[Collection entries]
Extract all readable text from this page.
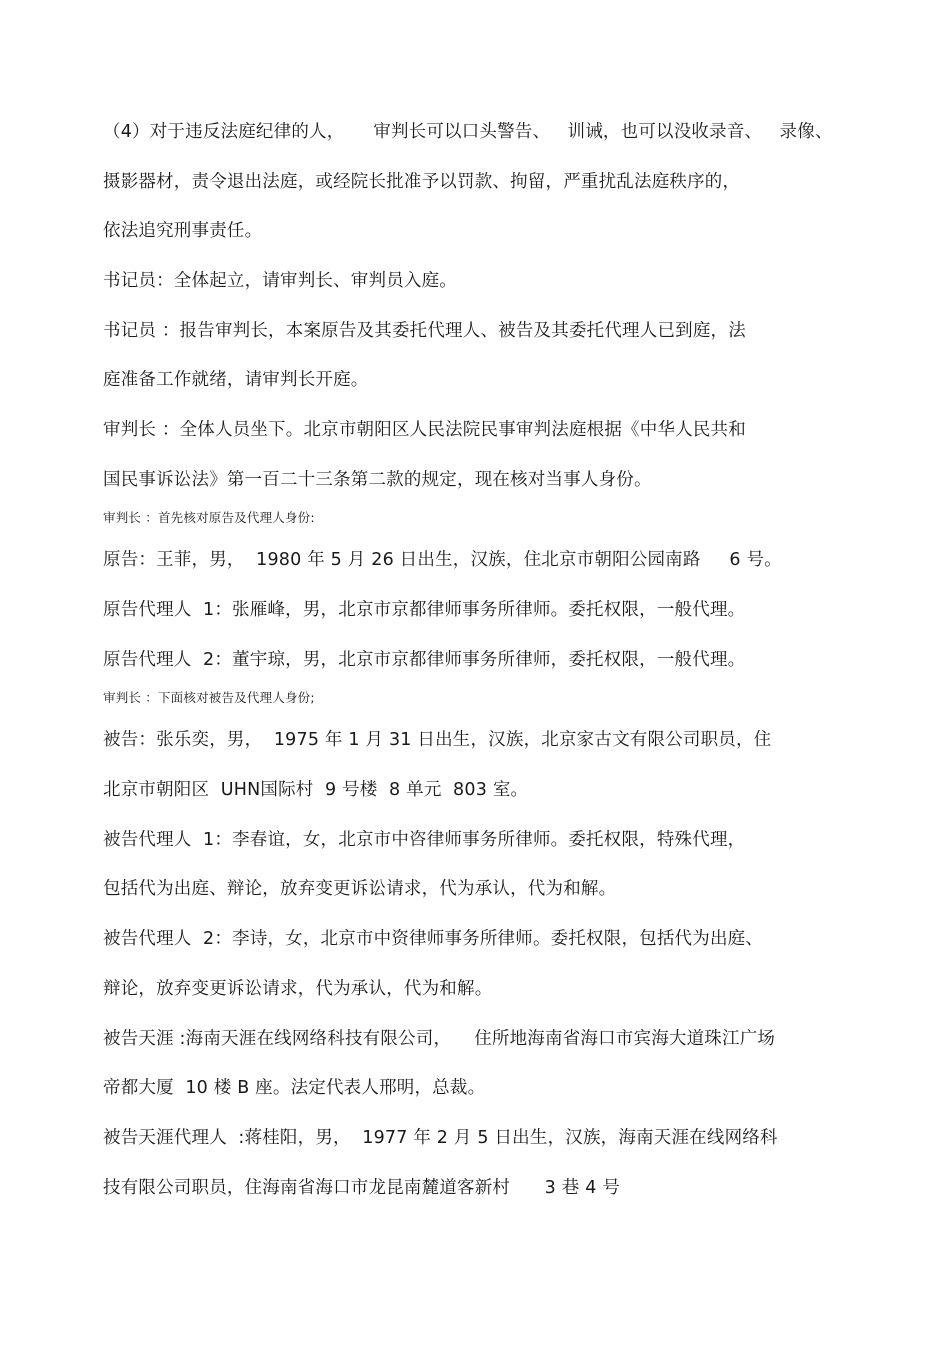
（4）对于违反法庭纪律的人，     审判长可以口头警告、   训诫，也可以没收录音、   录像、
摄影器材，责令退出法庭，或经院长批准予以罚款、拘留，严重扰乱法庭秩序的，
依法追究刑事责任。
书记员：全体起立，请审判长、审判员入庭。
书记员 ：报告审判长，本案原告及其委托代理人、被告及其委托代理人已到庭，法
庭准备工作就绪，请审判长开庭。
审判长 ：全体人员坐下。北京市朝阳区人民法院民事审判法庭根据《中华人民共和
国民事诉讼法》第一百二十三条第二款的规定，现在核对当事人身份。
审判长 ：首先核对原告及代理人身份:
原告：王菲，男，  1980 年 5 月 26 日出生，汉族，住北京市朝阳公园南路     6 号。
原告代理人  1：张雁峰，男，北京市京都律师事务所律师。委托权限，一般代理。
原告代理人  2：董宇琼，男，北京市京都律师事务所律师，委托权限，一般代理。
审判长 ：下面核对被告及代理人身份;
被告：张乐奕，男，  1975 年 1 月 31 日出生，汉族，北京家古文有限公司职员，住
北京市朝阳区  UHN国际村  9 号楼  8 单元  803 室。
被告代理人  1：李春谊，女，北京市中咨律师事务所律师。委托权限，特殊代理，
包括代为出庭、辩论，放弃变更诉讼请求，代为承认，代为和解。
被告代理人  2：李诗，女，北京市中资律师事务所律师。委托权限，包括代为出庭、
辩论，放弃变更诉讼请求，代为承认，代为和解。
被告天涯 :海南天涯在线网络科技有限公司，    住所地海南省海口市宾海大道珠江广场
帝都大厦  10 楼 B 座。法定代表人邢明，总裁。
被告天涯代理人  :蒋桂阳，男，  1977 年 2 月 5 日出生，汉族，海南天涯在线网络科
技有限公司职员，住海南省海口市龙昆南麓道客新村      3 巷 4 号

» **Directions**
Determine the number of lines in the listing that contain the string "北京市京都律师事务所律师". Write that number and nothing else.

» **Answer to the problem**
2